Return the listing below verbatim. Pictures do not belong in the copy.

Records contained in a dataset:
· · ·

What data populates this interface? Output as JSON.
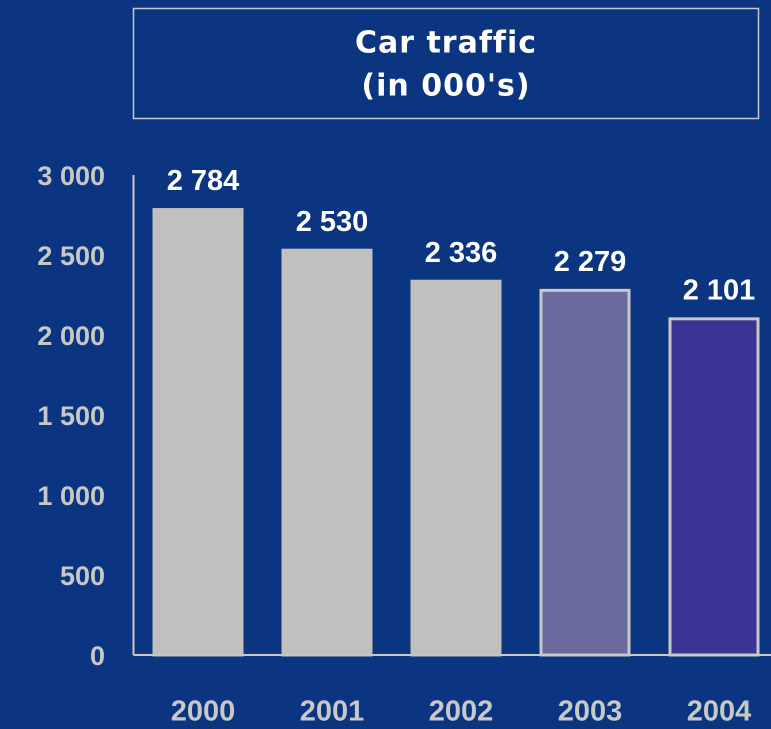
{
  "chart_data": {
    "type": "bar",
    "title": [
      "Car traffic",
      "(in 000's)"
    ],
    "categories": [
      "2000",
      "2001",
      "2002",
      "2003",
      "2004"
    ],
    "values": [
      2784,
      2530,
      2336,
      2279,
      2101
    ],
    "value_labels": [
      "2 784",
      "2 530",
      "2 336",
      "2 279",
      "2 101"
    ],
    "colors": [
      "#c0c0c0",
      "#c0c0c0",
      "#c0c0c0",
      "#6a6a9c",
      "#3a3594"
    ],
    "edgecolors": [
      "#c0c0c0",
      "#c0c0c0",
      "#c0c0c0",
      "#c8c8c8",
      "#c8c8c8"
    ],
    "ylim": [
      0,
      3000
    ],
    "yticks": [
      0,
      500,
      {
        "value": 1000,
        "label": "1 000"
      },
      {
        "value": 1500,
        "label": "1 500"
      },
      {
        "value": 2000,
        "label": "2 000"
      },
      {
        "value": 2500,
        "label": "2 500"
      },
      {
        "value": 3000,
        "label": "3 000"
      }
    ],
    "grid": false
  }
}
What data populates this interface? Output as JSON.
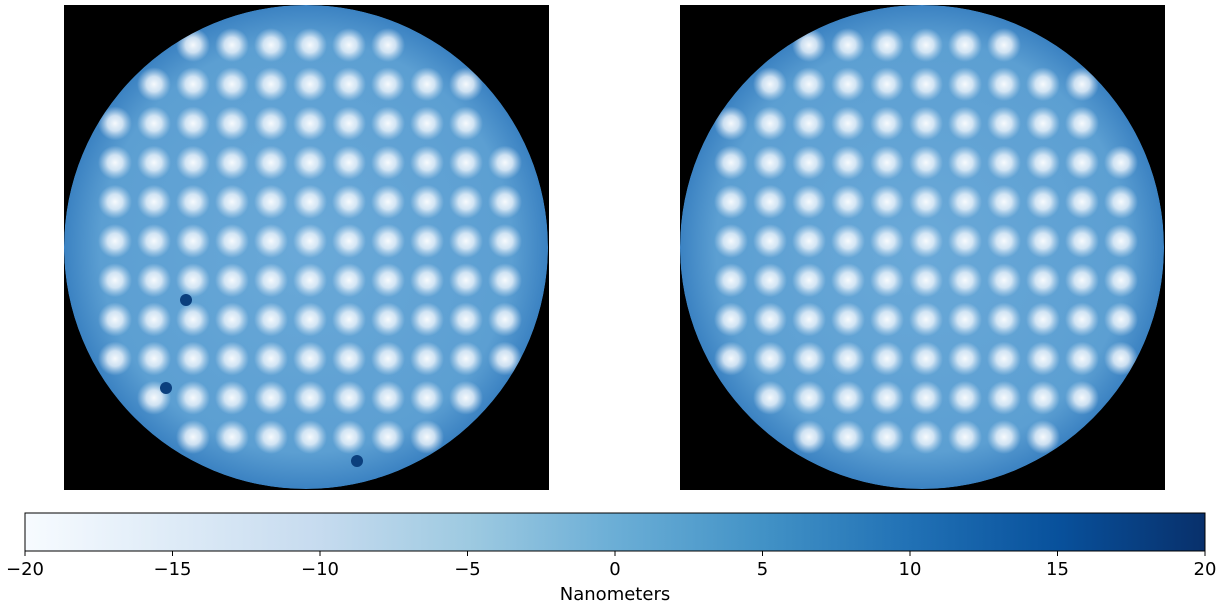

· · ·

#### [Complete answer]
What data populates this interface? Output as JSON.
{
  "chart_data": {
    "type": "bar",
    "title": [
      "Car traffic",
      "(in 000's)"
    ],
    "categories": [
      "2000",
      "2001",
      "2002",
      "2003",
      "2004"
    ],
    "values": [
      2784,
      2530,
      2336,
      2279,
      2101
    ],
    "value_labels": [
      "2 784",
      "2 530",
      "2 336",
      "2 279",
      "2 101"
    ],
    "colors": [
      "#c0c0c0",
      "#c0c0c0",
      "#c0c0c0",
      "#6a6a9c",
      "#3a3594"
    ],
    "edgecolors": [
      "#c0c0c0",
      "#c0c0c0",
      "#c0c0c0",
      "#c8c8c8",
      "#c8c8c8"
    ],
    "ylim": [
      0,
      3000
    ],
    "yticks": [
      0,
      500,
      {
        "value": 1000,
        "label": "1 000"
      },
      {
        "value": 1500,
        "label": "1 500"
      },
      {
        "value": 2000,
        "label": "2 000"
      },
      {
        "value": 2500,
        "label": "2 500"
      },
      {
        "value": 3000,
        "label": "3 000"
      }
    ],
    "grid": false
  }
}
What data populates this interface? Output as JSON.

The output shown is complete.